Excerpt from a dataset
+--

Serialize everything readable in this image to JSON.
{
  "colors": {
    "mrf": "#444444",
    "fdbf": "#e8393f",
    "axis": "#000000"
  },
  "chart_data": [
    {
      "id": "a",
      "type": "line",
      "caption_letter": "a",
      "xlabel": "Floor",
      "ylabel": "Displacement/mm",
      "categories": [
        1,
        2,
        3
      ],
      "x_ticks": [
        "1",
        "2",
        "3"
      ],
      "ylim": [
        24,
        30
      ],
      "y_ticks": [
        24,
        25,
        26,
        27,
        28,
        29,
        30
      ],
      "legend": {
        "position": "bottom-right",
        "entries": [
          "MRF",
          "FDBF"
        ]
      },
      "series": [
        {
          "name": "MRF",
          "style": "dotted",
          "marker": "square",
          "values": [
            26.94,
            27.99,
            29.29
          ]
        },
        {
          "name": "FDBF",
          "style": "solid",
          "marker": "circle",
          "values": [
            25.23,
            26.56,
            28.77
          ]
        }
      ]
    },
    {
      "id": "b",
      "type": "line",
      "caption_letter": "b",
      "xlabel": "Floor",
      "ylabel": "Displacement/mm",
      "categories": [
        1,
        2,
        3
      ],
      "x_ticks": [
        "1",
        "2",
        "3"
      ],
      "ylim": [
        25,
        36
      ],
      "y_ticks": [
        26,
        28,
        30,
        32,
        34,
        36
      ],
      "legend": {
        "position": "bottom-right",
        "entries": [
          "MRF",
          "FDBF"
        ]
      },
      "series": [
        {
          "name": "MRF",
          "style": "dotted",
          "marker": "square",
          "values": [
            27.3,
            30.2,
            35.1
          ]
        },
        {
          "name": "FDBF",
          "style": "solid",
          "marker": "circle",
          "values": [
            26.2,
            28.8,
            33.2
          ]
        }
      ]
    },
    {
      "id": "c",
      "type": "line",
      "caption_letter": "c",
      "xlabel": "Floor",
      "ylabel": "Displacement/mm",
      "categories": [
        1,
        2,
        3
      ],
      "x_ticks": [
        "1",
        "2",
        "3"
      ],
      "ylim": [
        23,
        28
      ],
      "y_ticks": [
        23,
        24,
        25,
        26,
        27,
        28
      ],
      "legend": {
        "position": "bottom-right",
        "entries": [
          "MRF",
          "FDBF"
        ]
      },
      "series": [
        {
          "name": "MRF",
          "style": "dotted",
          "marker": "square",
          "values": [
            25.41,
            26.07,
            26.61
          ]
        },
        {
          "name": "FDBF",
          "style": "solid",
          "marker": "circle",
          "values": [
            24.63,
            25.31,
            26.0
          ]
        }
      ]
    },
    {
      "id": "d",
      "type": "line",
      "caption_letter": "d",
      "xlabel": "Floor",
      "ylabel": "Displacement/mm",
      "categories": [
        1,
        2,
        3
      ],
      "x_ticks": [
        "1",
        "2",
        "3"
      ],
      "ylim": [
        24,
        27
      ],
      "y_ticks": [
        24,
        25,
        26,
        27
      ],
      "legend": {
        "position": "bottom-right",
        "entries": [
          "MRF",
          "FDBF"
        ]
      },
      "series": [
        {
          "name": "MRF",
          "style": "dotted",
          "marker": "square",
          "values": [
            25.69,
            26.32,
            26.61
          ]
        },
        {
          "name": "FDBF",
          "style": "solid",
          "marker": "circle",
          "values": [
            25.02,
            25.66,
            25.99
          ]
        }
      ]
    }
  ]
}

+--

## EXERCISE TASK
Quote each line of the listing above exactly.

## CORRECT ANSWER
Serialize everything readable in this image to JSON.
{
  "colors": {
    "mrf": "#444444",
    "fdbf": "#e8393f",
    "axis": "#000000"
  },
  "chart_data": [
    {
      "id": "a",
      "type": "line",
      "caption_letter": "a",
      "xlabel": "Floor",
      "ylabel": "Displacement/mm",
      "categories": [
        1,
        2,
        3
      ],
      "x_ticks": [
        "1",
        "2",
        "3"
      ],
      "ylim": [
        24,
        30
      ],
      "y_ticks": [
        24,
        25,
        26,
        27,
        28,
        29,
        30
      ],
      "legend": {
        "position": "bottom-right",
        "entries": [
          "MRF",
          "FDBF"
        ]
      },
      "series": [
        {
          "name": "MRF",
          "style": "dotted",
          "marker": "square",
          "values": [
            26.94,
            27.99,
            29.29
          ]
        },
        {
          "name": "FDBF",
          "style": "solid",
          "marker": "circle",
          "values": [
            25.23,
            26.56,
            28.77
          ]
        }
      ]
    },
    {
      "id": "b",
      "type": "line",
      "caption_letter": "b",
      "xlabel": "Floor",
      "ylabel": "Displacement/mm",
      "categories": [
        1,
        2,
        3
      ],
      "x_ticks": [
        "1",
        "2",
        "3"
      ],
      "ylim": [
        25,
        36
      ],
      "y_ticks": [
        26,
        28,
        30,
        32,
        34,
        36
      ],
      "legend": {
        "position": "bottom-right",
        "entries": [
          "MRF",
          "FDBF"
        ]
      },
      "series": [
        {
          "name": "MRF",
          "style": "dotted",
          "marker": "square",
          "values": [
            27.3,
            30.2,
            35.1
          ]
        },
        {
          "name": "FDBF",
          "style": "solid",
          "marker": "circle",
          "values": [
            26.2,
            28.8,
            33.2
          ]
        }
      ]
    },
    {
      "id": "c",
      "type": "line",
      "caption_letter": "c",
      "xlabel": "Floor",
      "ylabel": "Displacement/mm",
      "categories": [
        1,
        2,
        3
      ],
      "x_ticks": [
        "1",
        "2",
        "3"
      ],
      "ylim": [
        23,
        28
      ],
      "y_ticks": [
        23,
        24,
        25,
        26,
        27,
        28
      ],
      "legend": {
        "position": "bottom-right",
        "entries": [
          "MRF",
          "FDBF"
        ]
      },
      "series": [
        {
          "name": "MRF",
          "style": "dotted",
          "marker": "square",
          "values": [
            25.41,
            26.07,
            26.61
          ]
        },
        {
          "name": "FDBF",
          "style": "solid",
          "marker": "circle",
          "values": [
            24.63,
            25.31,
            26.0
          ]
        }
      ]
    },
    {
      "id": "d",
      "type": "line",
      "caption_letter": "d",
      "xlabel": "Floor",
      "ylabel": "Displacement/mm",
      "categories": [
        1,
        2,
        3
      ],
      "x_ticks": [
        "1",
        "2",
        "3"
      ],
      "ylim": [
        24,
        27
      ],
      "y_ticks": [
        24,
        25,
        26,
        27
      ],
      "legend": {
        "position": "bottom-right",
        "entries": [
          "MRF",
          "FDBF"
        ]
      },
      "series": [
        {
          "name": "MRF",
          "style": "dotted",
          "marker": "square",
          "values": [
            25.69,
            26.32,
            26.61
          ]
        },
        {
          "name": "FDBF",
          "style": "solid",
          "marker": "circle",
          "values": [
            25.02,
            25.66,
            25.99
          ]
        }
      ]
    }
  ]
}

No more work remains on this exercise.